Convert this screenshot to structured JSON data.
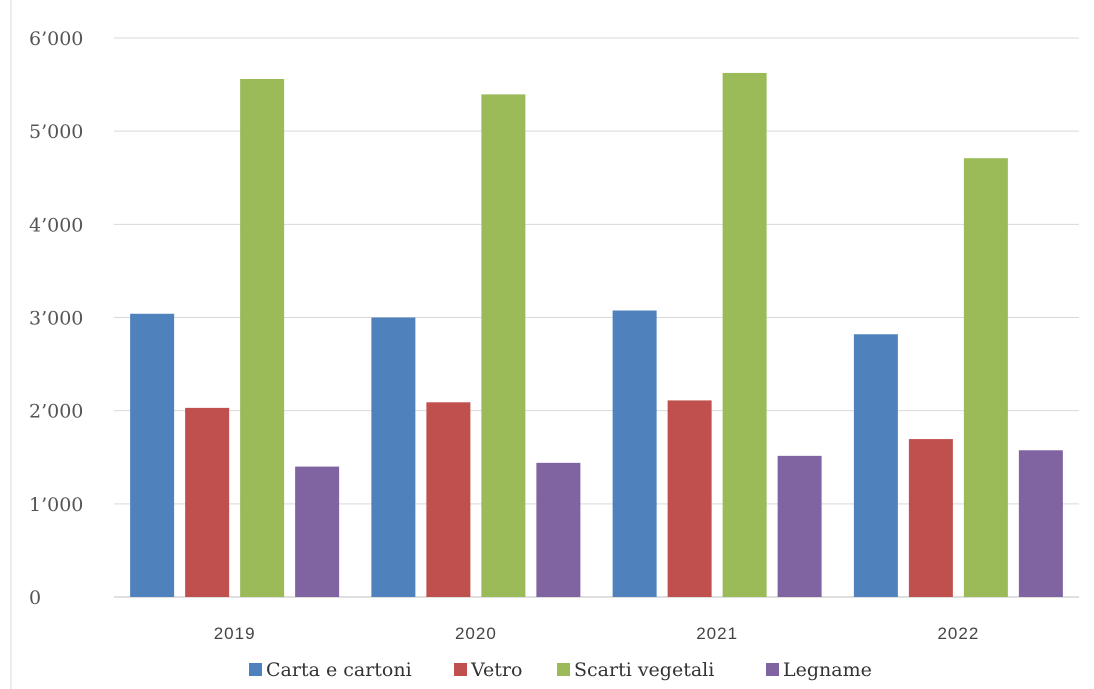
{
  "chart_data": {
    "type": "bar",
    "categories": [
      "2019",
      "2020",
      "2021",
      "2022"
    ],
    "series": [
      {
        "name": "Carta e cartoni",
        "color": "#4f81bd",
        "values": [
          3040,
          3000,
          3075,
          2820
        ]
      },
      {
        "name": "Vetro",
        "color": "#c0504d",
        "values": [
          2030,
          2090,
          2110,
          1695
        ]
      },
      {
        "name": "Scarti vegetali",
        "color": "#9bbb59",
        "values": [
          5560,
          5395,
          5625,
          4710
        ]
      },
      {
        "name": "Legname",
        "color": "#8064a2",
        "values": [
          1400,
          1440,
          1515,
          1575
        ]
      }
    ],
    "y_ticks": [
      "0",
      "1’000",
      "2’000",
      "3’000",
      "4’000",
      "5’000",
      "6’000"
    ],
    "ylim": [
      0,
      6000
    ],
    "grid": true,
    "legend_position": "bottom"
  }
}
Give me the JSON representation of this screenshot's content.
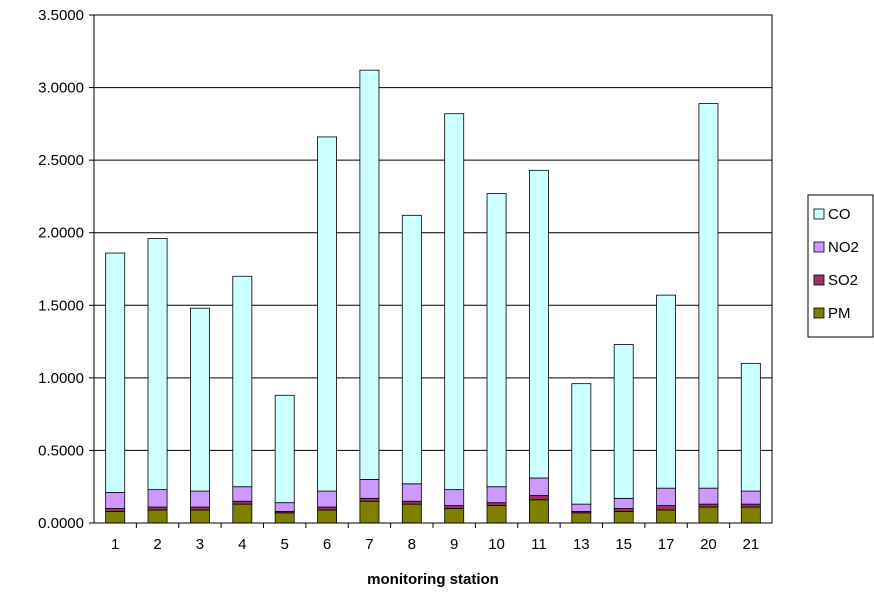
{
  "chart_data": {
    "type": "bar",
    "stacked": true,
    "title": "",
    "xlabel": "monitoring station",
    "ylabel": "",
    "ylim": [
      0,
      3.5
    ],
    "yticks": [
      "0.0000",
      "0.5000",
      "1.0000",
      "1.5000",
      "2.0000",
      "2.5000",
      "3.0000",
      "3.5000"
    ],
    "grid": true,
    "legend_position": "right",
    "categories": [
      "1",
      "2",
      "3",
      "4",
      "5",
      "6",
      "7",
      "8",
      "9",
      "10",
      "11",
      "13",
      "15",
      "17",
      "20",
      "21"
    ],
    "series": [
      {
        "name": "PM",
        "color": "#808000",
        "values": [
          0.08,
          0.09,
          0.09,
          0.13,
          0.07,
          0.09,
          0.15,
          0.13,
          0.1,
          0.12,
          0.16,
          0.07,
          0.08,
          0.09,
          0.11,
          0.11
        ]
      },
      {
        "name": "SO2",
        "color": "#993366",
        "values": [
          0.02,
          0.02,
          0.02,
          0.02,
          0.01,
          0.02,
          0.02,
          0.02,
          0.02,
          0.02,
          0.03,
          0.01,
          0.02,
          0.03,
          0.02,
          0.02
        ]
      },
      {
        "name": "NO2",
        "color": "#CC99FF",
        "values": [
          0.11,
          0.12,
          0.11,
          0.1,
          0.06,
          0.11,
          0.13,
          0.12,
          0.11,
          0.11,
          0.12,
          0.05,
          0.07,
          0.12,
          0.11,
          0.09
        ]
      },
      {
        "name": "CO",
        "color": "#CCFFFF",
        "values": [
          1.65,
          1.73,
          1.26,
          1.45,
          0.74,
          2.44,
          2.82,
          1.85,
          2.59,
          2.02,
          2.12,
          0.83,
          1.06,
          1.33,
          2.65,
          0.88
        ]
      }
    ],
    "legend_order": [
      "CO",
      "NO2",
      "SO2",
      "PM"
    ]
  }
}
::::::::::
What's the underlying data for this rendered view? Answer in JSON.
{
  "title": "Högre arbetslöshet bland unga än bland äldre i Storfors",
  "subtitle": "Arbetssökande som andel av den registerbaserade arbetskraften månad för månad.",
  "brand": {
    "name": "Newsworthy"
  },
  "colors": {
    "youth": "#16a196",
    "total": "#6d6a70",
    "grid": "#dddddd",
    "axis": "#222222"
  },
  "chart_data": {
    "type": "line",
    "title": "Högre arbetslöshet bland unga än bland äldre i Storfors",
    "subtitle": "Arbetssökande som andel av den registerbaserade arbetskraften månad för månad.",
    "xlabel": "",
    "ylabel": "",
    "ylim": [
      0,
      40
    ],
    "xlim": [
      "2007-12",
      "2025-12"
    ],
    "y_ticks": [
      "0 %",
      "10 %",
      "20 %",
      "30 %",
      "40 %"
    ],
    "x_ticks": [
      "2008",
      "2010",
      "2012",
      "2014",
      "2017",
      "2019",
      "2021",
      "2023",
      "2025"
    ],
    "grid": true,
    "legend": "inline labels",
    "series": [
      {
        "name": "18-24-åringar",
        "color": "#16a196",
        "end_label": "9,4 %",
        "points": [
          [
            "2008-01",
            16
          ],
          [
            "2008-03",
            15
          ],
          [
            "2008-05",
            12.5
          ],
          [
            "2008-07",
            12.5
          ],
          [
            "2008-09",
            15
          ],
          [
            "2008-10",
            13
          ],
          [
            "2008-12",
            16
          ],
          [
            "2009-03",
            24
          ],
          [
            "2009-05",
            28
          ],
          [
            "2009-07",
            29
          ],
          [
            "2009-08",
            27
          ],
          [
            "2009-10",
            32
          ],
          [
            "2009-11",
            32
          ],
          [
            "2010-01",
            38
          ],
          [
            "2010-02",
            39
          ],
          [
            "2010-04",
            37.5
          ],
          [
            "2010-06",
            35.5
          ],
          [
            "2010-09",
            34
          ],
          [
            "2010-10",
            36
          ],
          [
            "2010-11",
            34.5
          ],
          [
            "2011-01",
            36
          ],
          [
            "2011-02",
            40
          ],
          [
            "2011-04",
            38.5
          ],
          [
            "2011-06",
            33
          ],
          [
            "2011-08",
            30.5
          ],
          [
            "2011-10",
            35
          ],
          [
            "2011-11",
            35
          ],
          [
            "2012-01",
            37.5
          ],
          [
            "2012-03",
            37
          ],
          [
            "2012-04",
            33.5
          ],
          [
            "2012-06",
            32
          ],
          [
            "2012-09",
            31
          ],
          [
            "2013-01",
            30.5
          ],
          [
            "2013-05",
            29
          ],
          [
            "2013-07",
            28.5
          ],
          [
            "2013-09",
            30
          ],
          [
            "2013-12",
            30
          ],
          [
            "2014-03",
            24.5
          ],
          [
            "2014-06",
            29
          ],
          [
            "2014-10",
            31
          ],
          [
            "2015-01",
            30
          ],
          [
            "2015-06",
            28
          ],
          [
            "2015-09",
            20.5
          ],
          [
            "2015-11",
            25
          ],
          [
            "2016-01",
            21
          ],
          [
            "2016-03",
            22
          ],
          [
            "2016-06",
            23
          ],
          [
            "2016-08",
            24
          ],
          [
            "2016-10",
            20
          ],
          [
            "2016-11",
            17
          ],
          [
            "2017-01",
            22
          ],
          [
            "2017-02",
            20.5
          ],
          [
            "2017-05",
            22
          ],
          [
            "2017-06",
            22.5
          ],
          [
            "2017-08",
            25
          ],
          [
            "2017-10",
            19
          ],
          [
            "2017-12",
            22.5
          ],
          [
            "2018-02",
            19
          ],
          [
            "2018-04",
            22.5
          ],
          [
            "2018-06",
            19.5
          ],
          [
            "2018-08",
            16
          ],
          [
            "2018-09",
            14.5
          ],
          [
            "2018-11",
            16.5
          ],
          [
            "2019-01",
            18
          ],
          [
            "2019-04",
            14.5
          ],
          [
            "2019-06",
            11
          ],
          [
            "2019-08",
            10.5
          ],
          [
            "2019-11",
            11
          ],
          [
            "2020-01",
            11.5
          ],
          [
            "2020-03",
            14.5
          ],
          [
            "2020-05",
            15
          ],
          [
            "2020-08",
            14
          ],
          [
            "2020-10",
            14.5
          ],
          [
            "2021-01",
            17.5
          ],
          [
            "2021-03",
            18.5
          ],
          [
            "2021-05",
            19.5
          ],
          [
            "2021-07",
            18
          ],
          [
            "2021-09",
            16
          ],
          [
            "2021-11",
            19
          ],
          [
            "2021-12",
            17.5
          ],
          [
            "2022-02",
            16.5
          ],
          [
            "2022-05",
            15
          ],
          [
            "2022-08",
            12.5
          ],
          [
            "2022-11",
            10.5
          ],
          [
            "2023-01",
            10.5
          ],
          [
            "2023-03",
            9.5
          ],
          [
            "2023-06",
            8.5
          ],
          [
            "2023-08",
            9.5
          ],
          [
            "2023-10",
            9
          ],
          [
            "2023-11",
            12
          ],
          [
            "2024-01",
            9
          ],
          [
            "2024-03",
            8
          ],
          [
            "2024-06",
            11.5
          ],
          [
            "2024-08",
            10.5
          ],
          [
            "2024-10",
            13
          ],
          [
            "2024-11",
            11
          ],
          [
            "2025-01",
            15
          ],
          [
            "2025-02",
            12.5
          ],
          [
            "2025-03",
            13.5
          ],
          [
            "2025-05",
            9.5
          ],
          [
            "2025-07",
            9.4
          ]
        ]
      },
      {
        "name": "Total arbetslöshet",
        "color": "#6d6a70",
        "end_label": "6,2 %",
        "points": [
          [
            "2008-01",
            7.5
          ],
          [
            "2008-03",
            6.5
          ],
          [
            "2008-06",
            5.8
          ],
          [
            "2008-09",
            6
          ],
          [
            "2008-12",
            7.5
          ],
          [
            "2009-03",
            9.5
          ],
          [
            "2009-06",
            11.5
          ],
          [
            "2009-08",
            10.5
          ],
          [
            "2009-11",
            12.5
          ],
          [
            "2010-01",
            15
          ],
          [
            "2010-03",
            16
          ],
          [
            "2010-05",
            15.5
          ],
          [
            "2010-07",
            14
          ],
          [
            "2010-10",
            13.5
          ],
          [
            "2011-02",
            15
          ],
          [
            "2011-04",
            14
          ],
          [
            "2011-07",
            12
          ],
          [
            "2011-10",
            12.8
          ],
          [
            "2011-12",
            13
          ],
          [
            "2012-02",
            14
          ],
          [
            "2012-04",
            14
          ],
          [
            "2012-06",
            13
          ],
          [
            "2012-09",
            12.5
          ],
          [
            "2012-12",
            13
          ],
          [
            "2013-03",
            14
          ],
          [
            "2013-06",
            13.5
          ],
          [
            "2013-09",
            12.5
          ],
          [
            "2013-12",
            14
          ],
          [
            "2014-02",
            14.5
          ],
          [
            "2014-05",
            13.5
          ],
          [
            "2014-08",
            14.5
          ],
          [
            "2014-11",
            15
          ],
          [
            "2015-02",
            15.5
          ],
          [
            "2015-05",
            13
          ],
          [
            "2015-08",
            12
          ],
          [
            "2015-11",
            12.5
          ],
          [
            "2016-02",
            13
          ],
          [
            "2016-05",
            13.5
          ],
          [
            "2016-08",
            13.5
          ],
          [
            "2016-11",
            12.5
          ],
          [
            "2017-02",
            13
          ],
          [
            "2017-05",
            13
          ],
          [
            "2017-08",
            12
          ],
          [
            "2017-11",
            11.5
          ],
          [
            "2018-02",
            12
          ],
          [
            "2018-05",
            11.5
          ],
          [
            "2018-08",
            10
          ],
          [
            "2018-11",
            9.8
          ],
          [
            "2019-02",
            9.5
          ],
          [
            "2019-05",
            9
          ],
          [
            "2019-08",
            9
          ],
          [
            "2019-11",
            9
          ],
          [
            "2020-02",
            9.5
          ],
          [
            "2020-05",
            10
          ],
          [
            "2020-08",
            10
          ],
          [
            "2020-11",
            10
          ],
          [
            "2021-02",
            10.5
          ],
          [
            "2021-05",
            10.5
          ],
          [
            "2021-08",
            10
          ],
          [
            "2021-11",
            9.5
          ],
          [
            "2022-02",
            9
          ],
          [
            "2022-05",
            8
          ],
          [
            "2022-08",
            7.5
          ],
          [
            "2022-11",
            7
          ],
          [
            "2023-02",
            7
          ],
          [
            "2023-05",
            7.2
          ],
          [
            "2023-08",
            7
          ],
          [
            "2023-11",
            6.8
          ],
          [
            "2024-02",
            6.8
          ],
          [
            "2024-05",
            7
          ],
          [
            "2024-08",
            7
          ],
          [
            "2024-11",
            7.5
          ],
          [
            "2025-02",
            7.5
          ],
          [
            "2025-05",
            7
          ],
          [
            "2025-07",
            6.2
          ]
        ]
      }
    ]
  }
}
::::::::::
**Instructions to follow**
Go through the data above and find the lines with the word "Högre". Copy each of those lines.

**Expected answer**
  "title": "Högre arbetslöshet bland unga än bland äldre i Storfors",
    "title": "Högre arbetslöshet bland unga än bland äldre i Storfors",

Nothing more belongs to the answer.